Liste der Aufgaben:
1. Welchen Song trägt Berq laut dem Konzertbericht auf der B-Stage vor?
2. Nennen Sie alle Musikerinnen und Musiker, die im Konzertbericht erwähnt werden.

Zeit für einen ruhigen Moment. Alle Spots richten sich auf die Cellistin und die Violinistin – ein kurzer Augenblick zum Durchatmen und Abkühlen. Berq verschwindet währenddessen augenscheinlich hinter einer Schattenwand. Doch das ist nur eine Illusion. Plötzlich taucht er mitten im Publikum auf einer B-Stage auf. Sitzend auf einer Leiter performt er Blauer Ballon. Die, die den Song kennen, wissen, wie sehr dieser emotional hittet.
„Mein Hass tritt dir die Haustür ein“ – der perfekte Moment, um den ganzen Frust der Halle seelisch und stimmlich herauszulassen. Die Crowd gibt alles. Das wäre der letzte Song des Abends gewesen. Berq bedankt sich. Doch wir wissen alle: Da fehlt noch etwas.

Gespeicherte Daten:
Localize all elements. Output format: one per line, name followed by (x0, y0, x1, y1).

Antworten je Aufgabe:
1. Blauer Ballon

2.
- die Cellistin
- die Violinistin
- Berq